# What is asked:
Reproduce all the material exactly, minus any pictures it holds.

* BEGIN Information shown *

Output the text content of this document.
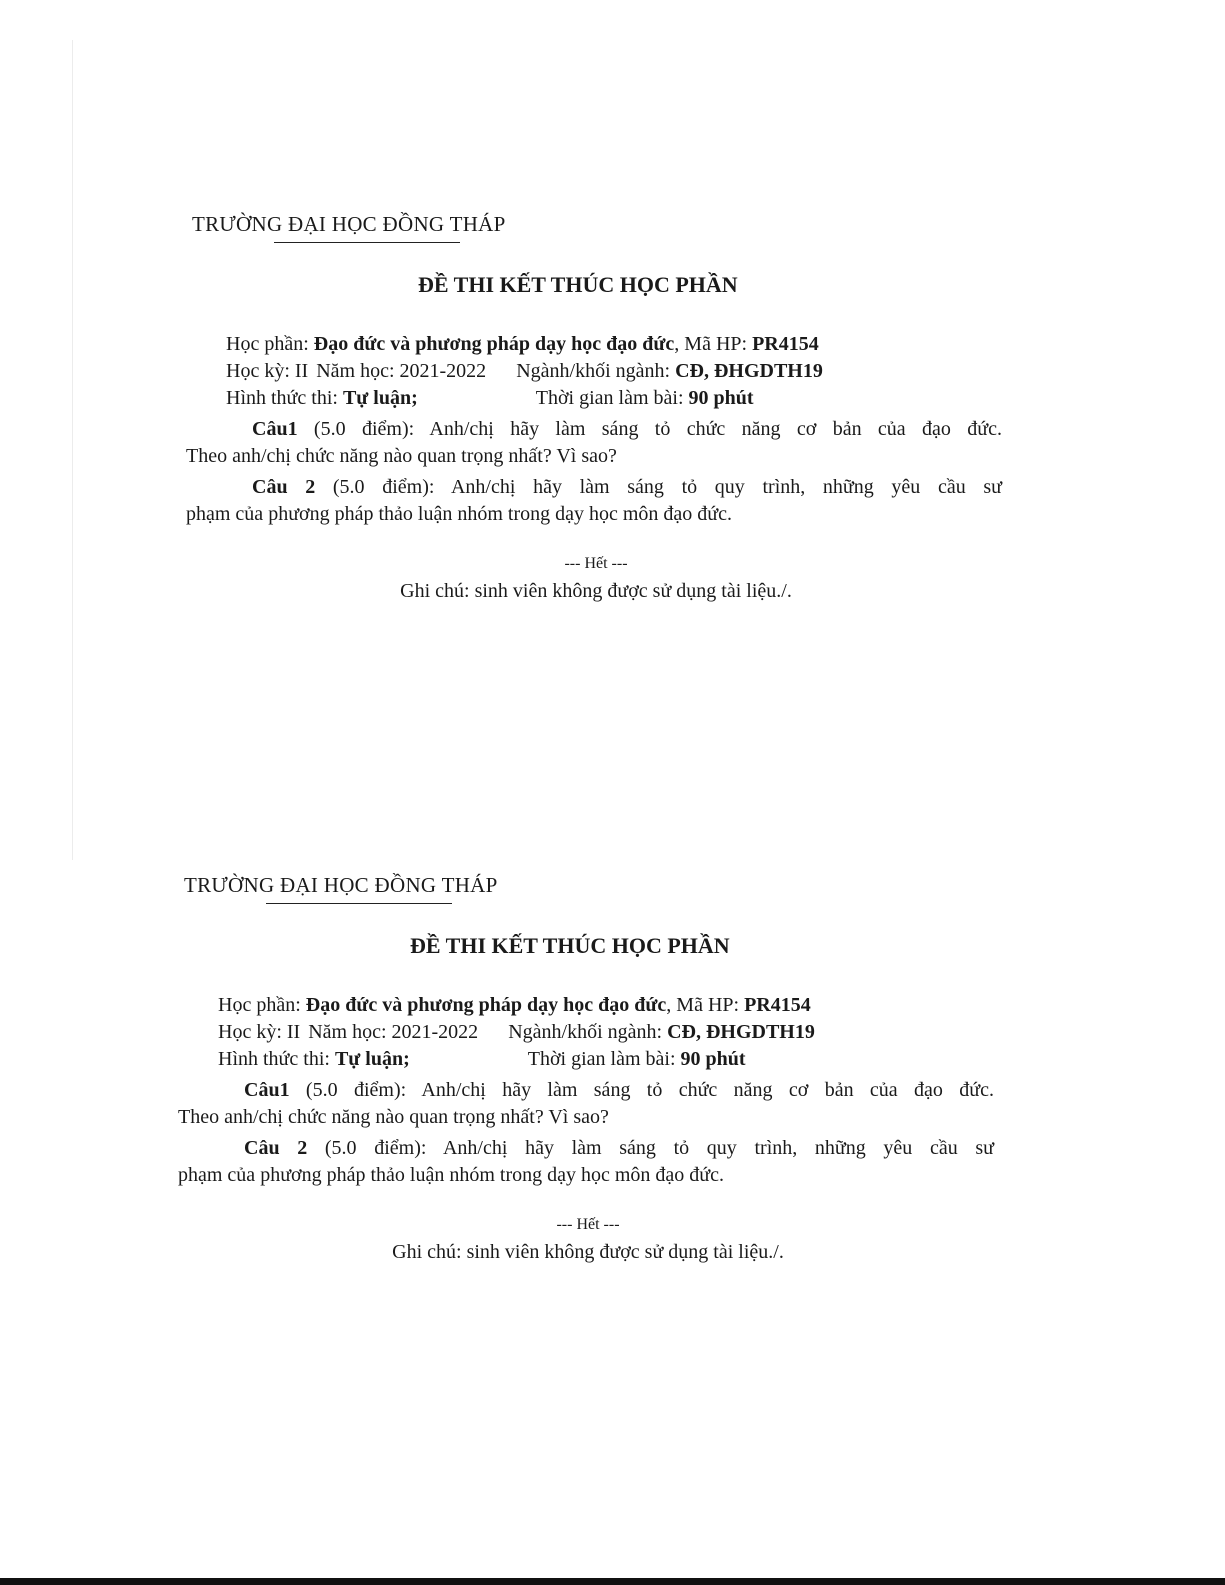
TRƯỜNG ĐẠI HỌC ĐỒNG THÁP
ĐỀ THI KẾT THÚC HỌC PHẦN
Học phần: Đạo đức và phương pháp dạy học đạo đức, Mã HP: PR4154
Học kỳ: II Năm học: 2021-2022 Ngành/khối ngành: CĐ, ĐHGDTH19
Hình thức thi: Tự luận;	Thời gian làm bài: 90 phút
Câu1 (5.0 điểm): Anh/chị hãy làm sáng tỏ chức năng cơ bản của đạo đức.
Theo anh/chị chức năng nào quan trọng nhất? Vì sao?
Câu 2 (5.0 điểm): Anh/chị hãy làm sáng tỏ quy trình, những yêu cầu sư
phạm của phương pháp thảo luận nhóm trong dạy học môn đạo đức.
--- Hết ---
Ghi chú: sinh viên không được sử dụng tài liệu./.
TRƯỜNG ĐẠI HỌC ĐỒNG THÁP
ĐỀ THI KẾT THÚC HỌC PHẦN
Học phần: Đạo đức và phương pháp dạy học đạo đức, Mã HP: PR4154
Học kỳ: II Năm học: 2021-2022 Ngành/khối ngành: CĐ, ĐHGDTH19
Hình thức thi: Tự luận;	Thời gian làm bài: 90 phút
Câu1 (5.0 điểm): Anh/chị hãy làm sáng tỏ chức năng cơ bản của đạo đức.
Theo anh/chị chức năng nào quan trọng nhất? Vì sao?
Câu 2 (5.0 điểm): Anh/chị hãy làm sáng tỏ quy trình, những yêu cầu sư
phạm của phương pháp thảo luận nhóm trong dạy học môn đạo đức.
--- Hết ---
Ghi chú: sinh viên không được sử dụng tài liệu./.
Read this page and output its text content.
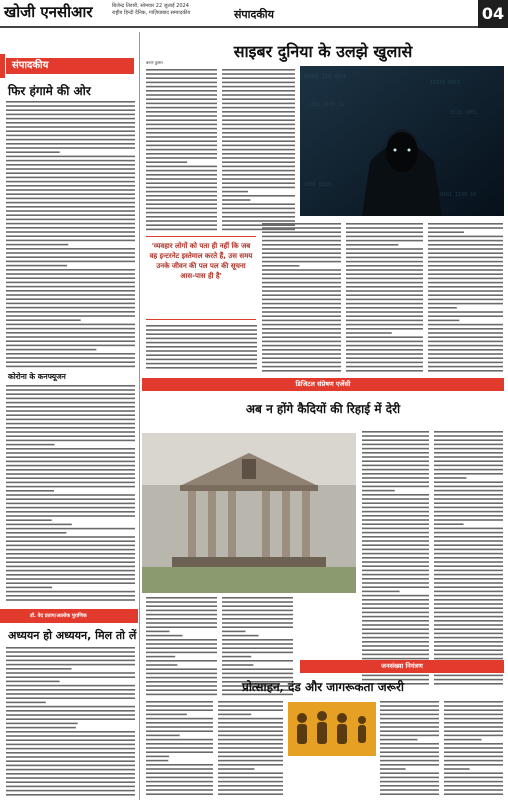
खोजी एनसीआर	बिजेन्द्र तिवारी, सोमवार 22 जुलाई 2024
राष्ट्रीय हिन्दी दैनिक, गाज़ियाबाद सम्पादकीय	संपादकीय	04
संपादकीय
फिर हंगामे की ओर
कोरोना के कनफ्यूजन
डॉ. वेद प्रताप/आलोक पुराणिक
अध्ययन हो अध्ययन, मिल तो लें
साइबर दुनिया के उलझे खुलासे
बरुण कुमार
01001 110 0101
10110 0011
1101 0100 11
0110 1001
1001 0110
0101 1100 10
'व्यवहार लोगों को पता ही नहीं कि जब वह इन्टरनेट इस्तेमाल करते हैं, उस समय उनके जीवन की पल पल की सूचना आस-पास ही है'
डिजिटल संप्रेषण एजेंसी
अब न होंगे कैदियों की रिहाई में देरी
जनसंख्या नियंत्रण
प्रोत्साहन, दंड और जागरूकता जरूरी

* END Information shown *

# Exercise result:
Output the text content of this document.
TRƯỜNG ĐẠI HỌC ĐỒNG THÁP
ĐỀ THI KẾT THÚC HỌC PHẦN
Học phần: Đạo đức và phương pháp dạy học đạo đức, Mã HP: PR4154
Học kỳ: II Năm học: 2021-2022 Ngành/khối ngành: CĐ, ĐHGDTH19
Hình thức thi: Tự luận;	Thời gian làm bài: 90 phút
Câu1 (5.0 điểm): Anh/chị hãy làm sáng tỏ chức năng cơ bản của đạo đức.
Theo anh/chị chức năng nào quan trọng nhất? Vì sao?
Câu 2 (5.0 điểm): Anh/chị hãy làm sáng tỏ quy trình, những yêu cầu sư
phạm của phương pháp thảo luận nhóm trong dạy học môn đạo đức.
--- Hết ---
Ghi chú: sinh viên không được sử dụng tài liệu./.
TRƯỜNG ĐẠI HỌC ĐỒNG THÁP
ĐỀ THI KẾT THÚC HỌC PHẦN
Học phần: Đạo đức và phương pháp dạy học đạo đức, Mã HP: PR4154
Học kỳ: II Năm học: 2021-2022 Ngành/khối ngành: CĐ, ĐHGDTH19
Hình thức thi: Tự luận;	Thời gian làm bài: 90 phút
Câu1 (5.0 điểm): Anh/chị hãy làm sáng tỏ chức năng cơ bản của đạo đức.
Theo anh/chị chức năng nào quan trọng nhất? Vì sao?
Câu 2 (5.0 điểm): Anh/chị hãy làm sáng tỏ quy trình, những yêu cầu sư
phạm của phương pháp thảo luận nhóm trong dạy học môn đạo đức.
--- Hết ---
Ghi chú: sinh viên không được sử dụng tài liệu./.
Read this page and output its text content.
खोजी एनसीआर	बिजेन्द्र तिवारी, सोमवार 22 जुलाई 2024
राष्ट्रीय हिन्दी दैनिक, गाज़ियाबाद सम्पादकीय	संपादकीय	04
संपादकीय
फिर हंगामे की ओर
कोरोना के कनफ्यूजन
डॉ. वेद प्रताप/आलोक पुराणिक
अध्ययन हो अध्ययन, मिल तो लें
साइबर दुनिया के उलझे खुलासे
बरुण कुमार
01001 110 0101
10110 0011
1101 0100 11
0110 1001
1001 0110
0101 1100 10
'व्यवहार लोगों को पता ही नहीं कि जब वह इन्टरनेट इस्तेमाल करते हैं, उस समय उनके जीवन की पल पल की सूचना आस-पास ही है'
डिजिटल संप्रेषण एजेंसी
अब न होंगे कैदियों की रिहाई में देरी
जनसंख्या नियंत्रण
प्रोत्साहन, दंड और जागरूकता जरूरी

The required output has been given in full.